(Given exercise)
Count how many lines of the data include "this". The answer is that number and nothing else.

(Data entries)
--- Start ---

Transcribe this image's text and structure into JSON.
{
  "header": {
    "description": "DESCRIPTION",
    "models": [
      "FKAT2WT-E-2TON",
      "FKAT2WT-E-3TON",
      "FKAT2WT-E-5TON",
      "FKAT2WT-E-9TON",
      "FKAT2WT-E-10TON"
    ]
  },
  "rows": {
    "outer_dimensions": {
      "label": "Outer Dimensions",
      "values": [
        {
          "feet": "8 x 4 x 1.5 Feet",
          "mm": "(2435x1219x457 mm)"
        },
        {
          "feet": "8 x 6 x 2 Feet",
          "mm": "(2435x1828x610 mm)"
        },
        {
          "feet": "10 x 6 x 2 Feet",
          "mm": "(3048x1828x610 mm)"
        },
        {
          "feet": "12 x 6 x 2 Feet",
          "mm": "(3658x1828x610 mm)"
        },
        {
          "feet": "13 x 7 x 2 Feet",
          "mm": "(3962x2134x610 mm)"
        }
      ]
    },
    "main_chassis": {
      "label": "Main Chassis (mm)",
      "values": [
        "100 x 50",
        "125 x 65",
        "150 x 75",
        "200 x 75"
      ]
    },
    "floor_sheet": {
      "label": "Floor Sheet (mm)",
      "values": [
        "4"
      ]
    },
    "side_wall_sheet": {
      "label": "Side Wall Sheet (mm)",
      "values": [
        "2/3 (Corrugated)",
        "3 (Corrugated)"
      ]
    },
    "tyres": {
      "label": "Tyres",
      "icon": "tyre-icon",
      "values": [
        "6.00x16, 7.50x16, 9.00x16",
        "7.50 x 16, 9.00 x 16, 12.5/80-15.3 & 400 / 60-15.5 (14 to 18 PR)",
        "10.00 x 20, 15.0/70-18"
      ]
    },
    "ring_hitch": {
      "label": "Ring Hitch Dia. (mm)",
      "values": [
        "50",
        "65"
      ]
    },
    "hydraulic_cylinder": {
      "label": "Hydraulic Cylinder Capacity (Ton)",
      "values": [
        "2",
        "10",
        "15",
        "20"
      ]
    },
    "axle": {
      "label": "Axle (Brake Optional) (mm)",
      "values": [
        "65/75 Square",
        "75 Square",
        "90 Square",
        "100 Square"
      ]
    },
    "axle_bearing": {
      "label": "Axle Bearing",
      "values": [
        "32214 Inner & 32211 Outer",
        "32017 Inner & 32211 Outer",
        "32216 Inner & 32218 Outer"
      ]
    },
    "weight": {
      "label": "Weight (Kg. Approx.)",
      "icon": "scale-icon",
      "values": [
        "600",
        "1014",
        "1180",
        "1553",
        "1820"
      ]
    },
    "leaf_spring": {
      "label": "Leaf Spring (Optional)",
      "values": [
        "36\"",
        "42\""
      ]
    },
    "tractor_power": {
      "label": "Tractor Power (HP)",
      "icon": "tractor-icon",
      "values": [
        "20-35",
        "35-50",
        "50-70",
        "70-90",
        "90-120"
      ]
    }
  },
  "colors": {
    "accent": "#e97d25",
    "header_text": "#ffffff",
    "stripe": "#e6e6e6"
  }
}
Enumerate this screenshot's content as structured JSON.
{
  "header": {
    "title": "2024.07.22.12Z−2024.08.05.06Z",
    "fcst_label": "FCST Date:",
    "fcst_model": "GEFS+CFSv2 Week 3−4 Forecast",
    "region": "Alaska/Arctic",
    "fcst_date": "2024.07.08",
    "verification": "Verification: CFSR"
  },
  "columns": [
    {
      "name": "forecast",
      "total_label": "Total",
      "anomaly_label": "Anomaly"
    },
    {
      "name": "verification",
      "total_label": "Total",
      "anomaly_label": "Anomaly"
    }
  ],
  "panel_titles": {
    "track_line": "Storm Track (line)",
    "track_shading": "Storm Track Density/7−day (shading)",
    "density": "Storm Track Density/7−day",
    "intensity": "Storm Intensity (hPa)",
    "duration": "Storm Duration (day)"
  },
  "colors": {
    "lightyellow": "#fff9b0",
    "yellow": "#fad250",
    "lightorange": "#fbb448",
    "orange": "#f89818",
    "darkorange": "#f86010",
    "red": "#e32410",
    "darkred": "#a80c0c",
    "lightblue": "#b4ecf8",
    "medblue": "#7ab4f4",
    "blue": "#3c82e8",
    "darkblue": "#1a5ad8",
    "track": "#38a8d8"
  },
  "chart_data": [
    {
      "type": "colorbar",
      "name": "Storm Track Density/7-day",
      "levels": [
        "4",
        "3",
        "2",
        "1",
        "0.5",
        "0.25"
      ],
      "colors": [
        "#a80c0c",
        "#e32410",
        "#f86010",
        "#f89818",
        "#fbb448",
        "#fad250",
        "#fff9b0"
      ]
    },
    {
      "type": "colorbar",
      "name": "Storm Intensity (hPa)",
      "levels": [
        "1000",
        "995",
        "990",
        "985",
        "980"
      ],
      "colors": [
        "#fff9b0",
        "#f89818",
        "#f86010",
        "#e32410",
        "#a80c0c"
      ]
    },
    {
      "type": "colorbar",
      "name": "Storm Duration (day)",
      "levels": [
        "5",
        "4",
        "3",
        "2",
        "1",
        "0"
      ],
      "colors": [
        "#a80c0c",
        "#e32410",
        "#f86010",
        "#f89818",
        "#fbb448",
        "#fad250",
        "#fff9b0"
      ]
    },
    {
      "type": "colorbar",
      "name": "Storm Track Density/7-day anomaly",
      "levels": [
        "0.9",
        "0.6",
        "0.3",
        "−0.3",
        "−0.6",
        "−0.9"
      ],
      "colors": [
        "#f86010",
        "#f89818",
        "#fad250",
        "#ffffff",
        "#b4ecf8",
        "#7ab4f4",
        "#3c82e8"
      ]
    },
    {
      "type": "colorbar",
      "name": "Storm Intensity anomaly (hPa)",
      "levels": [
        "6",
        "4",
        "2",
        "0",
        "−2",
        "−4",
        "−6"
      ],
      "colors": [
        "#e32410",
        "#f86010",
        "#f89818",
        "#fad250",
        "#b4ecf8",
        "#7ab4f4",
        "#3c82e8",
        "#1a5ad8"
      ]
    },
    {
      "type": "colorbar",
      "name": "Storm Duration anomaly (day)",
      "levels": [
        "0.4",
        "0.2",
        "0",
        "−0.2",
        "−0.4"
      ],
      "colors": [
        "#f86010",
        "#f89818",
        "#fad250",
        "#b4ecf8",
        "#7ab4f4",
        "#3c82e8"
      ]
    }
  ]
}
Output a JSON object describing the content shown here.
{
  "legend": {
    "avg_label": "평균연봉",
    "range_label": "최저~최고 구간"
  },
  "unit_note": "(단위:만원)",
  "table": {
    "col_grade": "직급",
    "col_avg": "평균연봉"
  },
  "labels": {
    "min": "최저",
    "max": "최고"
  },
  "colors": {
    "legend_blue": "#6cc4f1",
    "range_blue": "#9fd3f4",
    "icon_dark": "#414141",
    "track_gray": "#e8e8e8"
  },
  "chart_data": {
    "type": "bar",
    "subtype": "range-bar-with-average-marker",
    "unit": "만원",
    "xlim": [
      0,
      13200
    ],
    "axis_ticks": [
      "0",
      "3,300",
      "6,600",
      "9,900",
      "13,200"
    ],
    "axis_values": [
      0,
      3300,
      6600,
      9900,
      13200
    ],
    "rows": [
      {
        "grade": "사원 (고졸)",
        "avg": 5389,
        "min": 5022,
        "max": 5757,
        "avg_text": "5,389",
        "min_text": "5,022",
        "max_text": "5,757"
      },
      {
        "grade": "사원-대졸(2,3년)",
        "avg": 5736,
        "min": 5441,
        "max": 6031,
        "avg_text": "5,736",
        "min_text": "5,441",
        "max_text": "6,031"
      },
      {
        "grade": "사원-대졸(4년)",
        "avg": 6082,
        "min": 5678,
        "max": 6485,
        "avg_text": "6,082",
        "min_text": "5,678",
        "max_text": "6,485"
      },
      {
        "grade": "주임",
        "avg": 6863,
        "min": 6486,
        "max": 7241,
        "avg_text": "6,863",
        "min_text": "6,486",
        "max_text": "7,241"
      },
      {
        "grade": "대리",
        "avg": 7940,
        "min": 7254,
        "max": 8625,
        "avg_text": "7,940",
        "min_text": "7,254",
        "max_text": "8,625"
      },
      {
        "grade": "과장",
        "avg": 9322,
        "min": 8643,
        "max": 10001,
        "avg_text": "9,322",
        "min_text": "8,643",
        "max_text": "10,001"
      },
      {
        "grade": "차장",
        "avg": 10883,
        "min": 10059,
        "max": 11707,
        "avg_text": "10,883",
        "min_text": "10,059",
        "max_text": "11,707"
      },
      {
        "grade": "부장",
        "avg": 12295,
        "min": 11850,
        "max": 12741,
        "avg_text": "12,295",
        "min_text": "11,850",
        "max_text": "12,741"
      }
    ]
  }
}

--- End ---

(Written answer)
2